• Task directions:
From the entries that follow, gather each line holding the word "Multiplying".

• Records that describe figures:
* BEGIN *

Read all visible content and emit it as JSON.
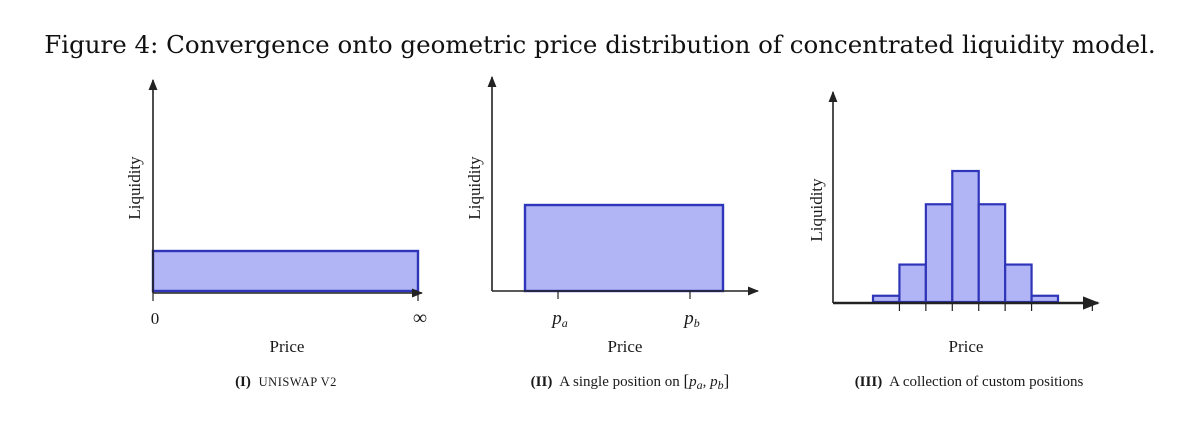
{
  "figure": {
    "title": "Figure 4:  Convergence onto geometric price distribution of concentrated liquidity model."
  },
  "colors": {
    "bar_fill": "#b1b4f5",
    "bar_stroke": "#2f35b8",
    "axis": "#222222"
  },
  "panels": [
    {
      "ylabel": "Liquidity",
      "xlabel": "Price",
      "caption_number": "(I)",
      "caption_text": "Uniswap v2",
      "tick_left": "0",
      "tick_right": "∞"
    },
    {
      "ylabel": "Liquidity",
      "xlabel": "Price",
      "caption_number": "(II)",
      "caption_text": "A single position on ",
      "caption_open": "[",
      "caption_pa_main": "p",
      "caption_pa_sub": "a",
      "caption_sep": ", ",
      "caption_pb_main": "p",
      "caption_pb_sub": "b",
      "caption_close": "]",
      "tick_pa_main": "p",
      "tick_pa_sub": "a",
      "tick_pb_main": "p",
      "tick_pb_sub": "b"
    },
    {
      "ylabel": "Liquidity",
      "xlabel": "Price",
      "caption_number": "(III)",
      "caption_text": "A collection of custom positions"
    }
  ],
  "chart_data": [
    {
      "type": "bar",
      "title": "",
      "xlabel": "Price",
      "ylabel": "Liquidity",
      "x_range": [
        0,
        "∞"
      ],
      "bars": [
        {
          "x0": 0,
          "x1": 1,
          "height": 1
        }
      ]
    },
    {
      "type": "bar",
      "title": "",
      "xlabel": "Price",
      "ylabel": "Liquidity",
      "bars": [
        {
          "x0": 0.25,
          "x1": 0.75,
          "height": 0.43
        }
      ]
    },
    {
      "type": "bar",
      "title": "",
      "xlabel": "Price",
      "ylabel": "Liquidity",
      "bars": [
        {
          "x0": 0,
          "x1": 1,
          "height": 0.03
        },
        {
          "x0": 1,
          "x1": 2,
          "height": 0.18
        },
        {
          "x0": 2,
          "x1": 3,
          "height": 0.47
        },
        {
          "x0": 3,
          "x1": 4,
          "height": 0.63
        },
        {
          "x0": 4,
          "x1": 5,
          "height": 0.47
        },
        {
          "x0": 5,
          "x1": 6,
          "height": 0.18
        },
        {
          "x0": 6,
          "x1": 7,
          "height": 0.03
        }
      ]
    }
  ]
}
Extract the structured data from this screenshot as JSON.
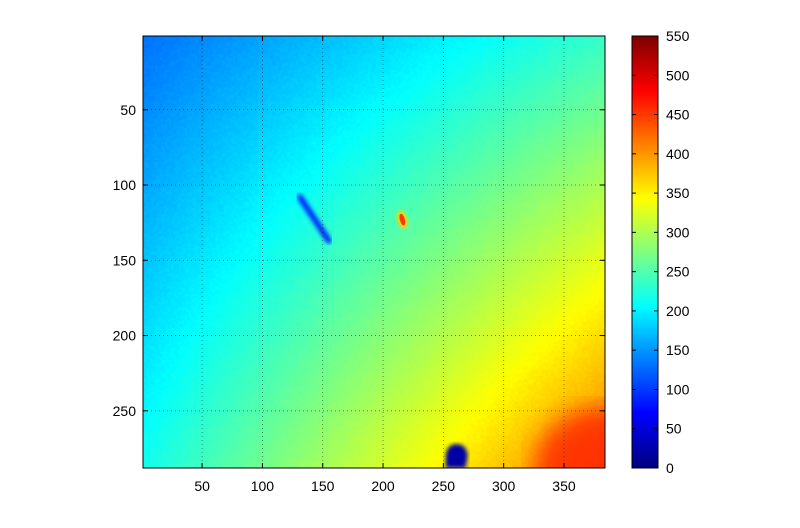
{
  "chart_data": {
    "type": "heatmap",
    "title": "",
    "xlabel": "",
    "ylabel": "",
    "xlim": [
      1,
      384
    ],
    "ylim": [
      1,
      288
    ],
    "y_reversed": true,
    "x_ticks": [
      50,
      100,
      150,
      200,
      250,
      300,
      350
    ],
    "y_ticks": [
      50,
      100,
      150,
      200,
      250
    ],
    "grid": true,
    "grid_style": "dotted",
    "colormap": "jet",
    "colorbar": {
      "position": "right",
      "range": [
        0,
        550
      ],
      "ticks": [
        0,
        50,
        100,
        150,
        200,
        250,
        300,
        350,
        400,
        450,
        500,
        550
      ]
    },
    "field": {
      "description": "smooth gradient rising toward bottom-right",
      "corner_values": {
        "top_left": 130,
        "top_right": 235,
        "bottom_left": 215,
        "bottom_right": 420
      }
    },
    "features": [
      {
        "kind": "streak",
        "x_start": 131,
        "y_start": 108,
        "x_end": 155,
        "y_end": 137,
        "value": 90
      },
      {
        "kind": "spot",
        "x": 216,
        "y": 123,
        "value": 450
      },
      {
        "kind": "blob",
        "x": 261,
        "y": 280,
        "value": 20
      }
    ]
  }
}
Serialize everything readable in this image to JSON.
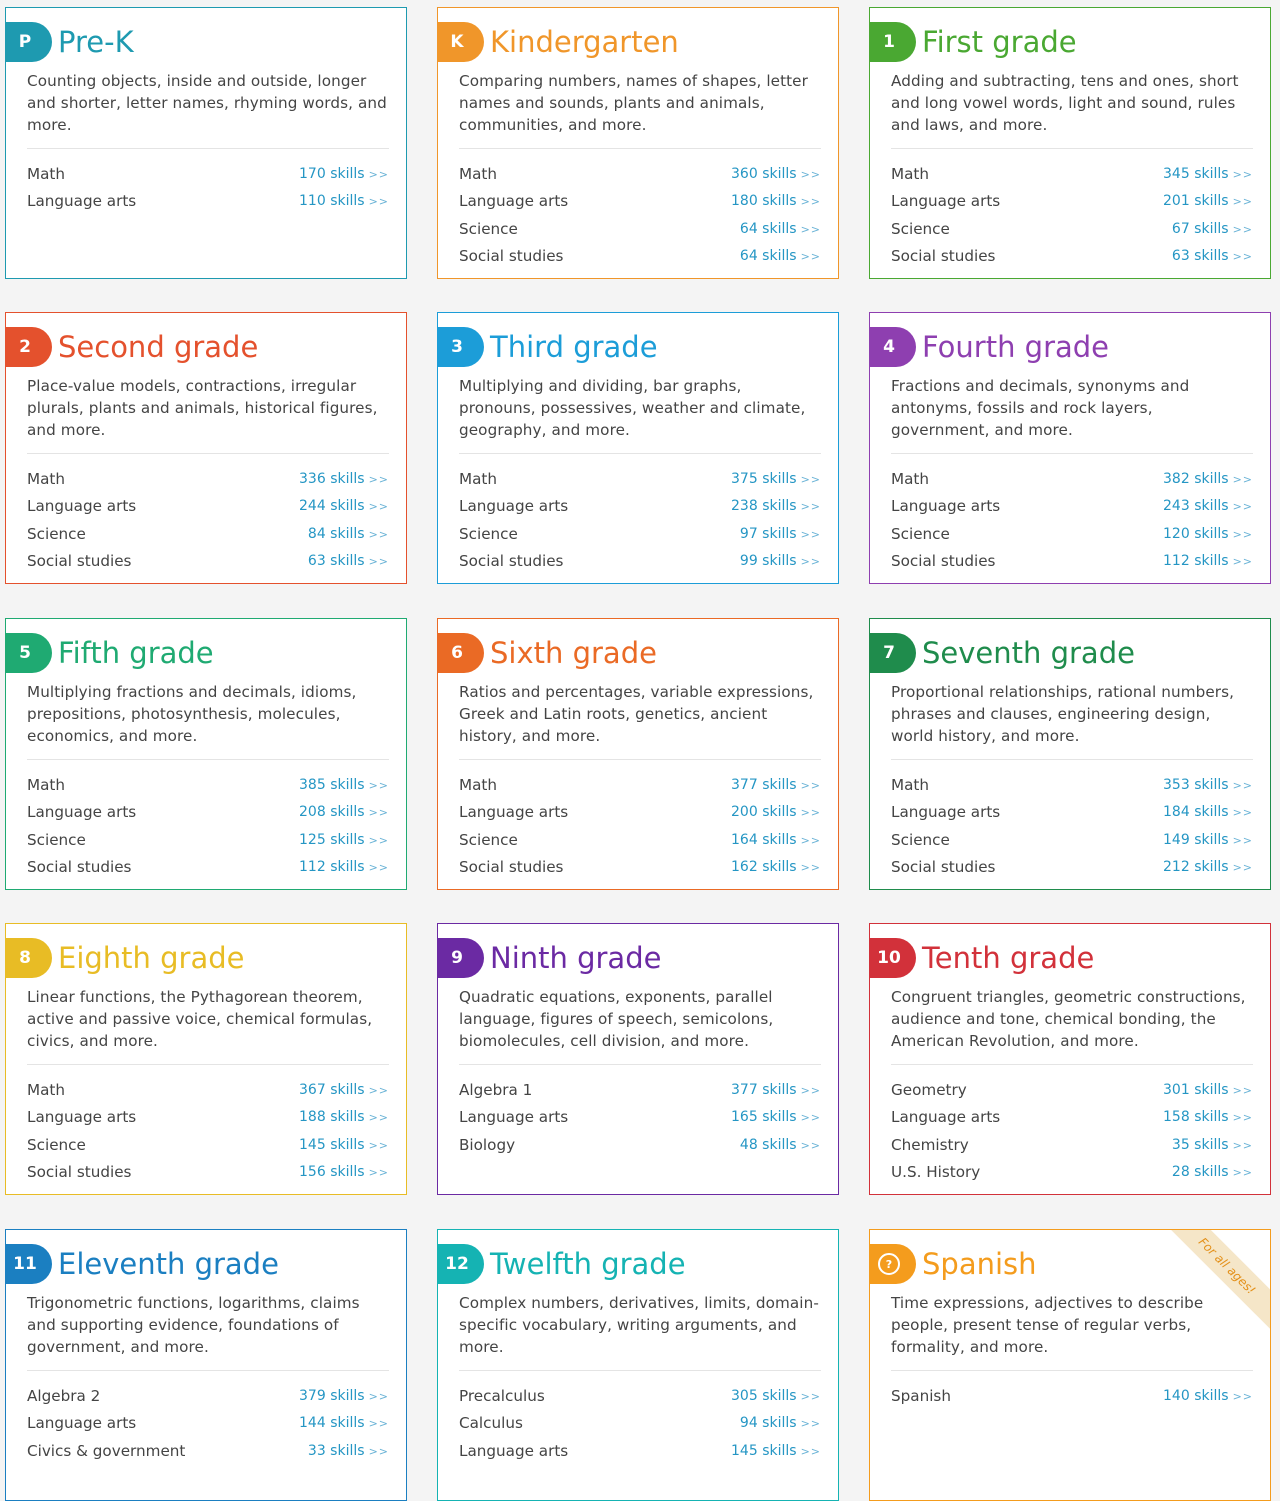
{
  "cards": [
    {
      "badge": "P",
      "title": "Pre-K",
      "color": "#1e9ab0",
      "desc": "Counting objects, inside and outside, longer and shorter, letter names, rhyming words, and more.",
      "subjects": [
        {
          "name": "Math",
          "skills": "170 skills"
        },
        {
          "name": "Language arts",
          "skills": "110 skills"
        }
      ]
    },
    {
      "badge": "K",
      "title": "Kindergarten",
      "color": "#f0962a",
      "desc": "Comparing numbers, names of shapes, letter names and sounds, plants and animals, communities, and more.",
      "subjects": [
        {
          "name": "Math",
          "skills": "360 skills"
        },
        {
          "name": "Language arts",
          "skills": "180 skills"
        },
        {
          "name": "Science",
          "skills": "64 skills"
        },
        {
          "name": "Social studies",
          "skills": "64 skills"
        }
      ]
    },
    {
      "badge": "1",
      "title": "First grade",
      "color": "#4aa832",
      "desc": "Adding and subtracting, tens and ones, short and long vowel words, light and sound, rules and laws, and more.",
      "subjects": [
        {
          "name": "Math",
          "skills": "345 skills"
        },
        {
          "name": "Language arts",
          "skills": "201 skills"
        },
        {
          "name": "Science",
          "skills": "67 skills"
        },
        {
          "name": "Social studies",
          "skills": "63 skills"
        }
      ]
    },
    {
      "badge": "2",
      "title": "Second grade",
      "color": "#e4512d",
      "desc": "Place-value models, contractions, irregular plurals, plants and animals, historical figures, and more.",
      "subjects": [
        {
          "name": "Math",
          "skills": "336 skills"
        },
        {
          "name": "Language arts",
          "skills": "244 skills"
        },
        {
          "name": "Science",
          "skills": "84 skills"
        },
        {
          "name": "Social studies",
          "skills": "63 skills"
        }
      ]
    },
    {
      "badge": "3",
      "title": "Third grade",
      "color": "#1c9dd8",
      "desc": "Multiplying and dividing, bar graphs, pronouns, possessives, weather and climate, geography, and more.",
      "subjects": [
        {
          "name": "Math",
          "skills": "375 skills"
        },
        {
          "name": "Language arts",
          "skills": "238 skills"
        },
        {
          "name": "Science",
          "skills": "97 skills"
        },
        {
          "name": "Social studies",
          "skills": "99 skills"
        }
      ]
    },
    {
      "badge": "4",
      "title": "Fourth grade",
      "color": "#8e3fb0",
      "desc": "Fractions and decimals, synonyms and antonyms, fossils and rock layers, government, and more.",
      "subjects": [
        {
          "name": "Math",
          "skills": "382 skills"
        },
        {
          "name": "Language arts",
          "skills": "243 skills"
        },
        {
          "name": "Science",
          "skills": "120 skills"
        },
        {
          "name": "Social studies",
          "skills": "112 skills"
        }
      ]
    },
    {
      "badge": "5",
      "title": "Fifth grade",
      "color": "#1faa72",
      "desc": "Multiplying fractions and decimals, idioms, prepositions, photosynthesis, molecules, economics, and more.",
      "subjects": [
        {
          "name": "Math",
          "skills": "385 skills"
        },
        {
          "name": "Language arts",
          "skills": "208 skills"
        },
        {
          "name": "Science",
          "skills": "125 skills"
        },
        {
          "name": "Social studies",
          "skills": "112 skills"
        }
      ]
    },
    {
      "badge": "6",
      "title": "Sixth grade",
      "color": "#ea6a25",
      "desc": "Ratios and percentages, variable expressions, Greek and Latin roots, genetics, ancient history, and more.",
      "subjects": [
        {
          "name": "Math",
          "skills": "377 skills"
        },
        {
          "name": "Language arts",
          "skills": "200 skills"
        },
        {
          "name": "Science",
          "skills": "164 skills"
        },
        {
          "name": "Social studies",
          "skills": "162 skills"
        }
      ]
    },
    {
      "badge": "7",
      "title": "Seventh grade",
      "color": "#1f8c4c",
      "desc": "Proportional relationships, rational numbers, phrases and clauses, engineering design, world history, and more.",
      "subjects": [
        {
          "name": "Math",
          "skills": "353 skills"
        },
        {
          "name": "Language arts",
          "skills": "184 skills"
        },
        {
          "name": "Science",
          "skills": "149 skills"
        },
        {
          "name": "Social studies",
          "skills": "212 skills"
        }
      ]
    },
    {
      "badge": "8",
      "title": "Eighth grade",
      "color": "#e8bc25",
      "desc": "Linear functions, the Pythagorean theorem, active and passive voice, chemical formulas, civics, and more.",
      "subjects": [
        {
          "name": "Math",
          "skills": "367 skills"
        },
        {
          "name": "Language arts",
          "skills": "188 skills"
        },
        {
          "name": "Science",
          "skills": "145 skills"
        },
        {
          "name": "Social studies",
          "skills": "156 skills"
        }
      ]
    },
    {
      "badge": "9",
      "title": "Ninth grade",
      "color": "#6b2aa3",
      "desc": "Quadratic equations, exponents, parallel language, figures of speech, semicolons, biomolecules, cell division, and more.",
      "subjects": [
        {
          "name": "Algebra 1",
          "skills": "377 skills"
        },
        {
          "name": "Language arts",
          "skills": "165 skills"
        },
        {
          "name": "Biology",
          "skills": "48 skills"
        }
      ]
    },
    {
      "badge": "10",
      "title": "Tenth grade",
      "color": "#d2313a",
      "desc": "Congruent triangles, geometric constructions, audience and tone, chemical bonding, the American Revolution, and more.",
      "subjects": [
        {
          "name": "Geometry",
          "skills": "301 skills"
        },
        {
          "name": "Language arts",
          "skills": "158 skills"
        },
        {
          "name": "Chemistry",
          "skills": "35 skills"
        },
        {
          "name": "U.S. History",
          "skills": "28 skills"
        }
      ]
    },
    {
      "badge": "11",
      "title": "Eleventh grade",
      "color": "#1b7fc1",
      "desc": "Trigonometric functions, logarithms, claims and supporting evidence, foundations of government, and more.",
      "subjects": [
        {
          "name": "Algebra 2",
          "skills": "379 skills"
        },
        {
          "name": "Language arts",
          "skills": "144 skills"
        },
        {
          "name": "Civics & government",
          "skills": "33 skills"
        }
      ]
    },
    {
      "badge": "12",
      "title": "Twelfth grade",
      "color": "#15b3b3",
      "desc": "Complex numbers, derivatives, limits, domain-specific vocabulary, writing arguments, and more.",
      "subjects": [
        {
          "name": "Precalculus",
          "skills": "305 skills"
        },
        {
          "name": "Calculus",
          "skills": "94 skills"
        },
        {
          "name": "Language arts",
          "skills": "145 skills"
        }
      ]
    },
    {
      "badge": "?",
      "title": "Spanish",
      "color": "#f49c1d",
      "desc": "Time expressions, adjectives to describe people, present tense of regular verbs, formality, and more.",
      "subjects": [
        {
          "name": "Spanish",
          "skills": "140 skills"
        }
      ],
      "ribbon": "For all ages!"
    }
  ],
  "link_arrow": ">>"
}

* END *

• Answer to the exercise:
      "desc": "Multiplying and dividing, bar graphs, pronouns, possessives, weather and climate, geography, and more.",
      "desc": "Multiplying fractions and decimals, idioms, prepositions, photosynthesis, molecules, economics, and more.",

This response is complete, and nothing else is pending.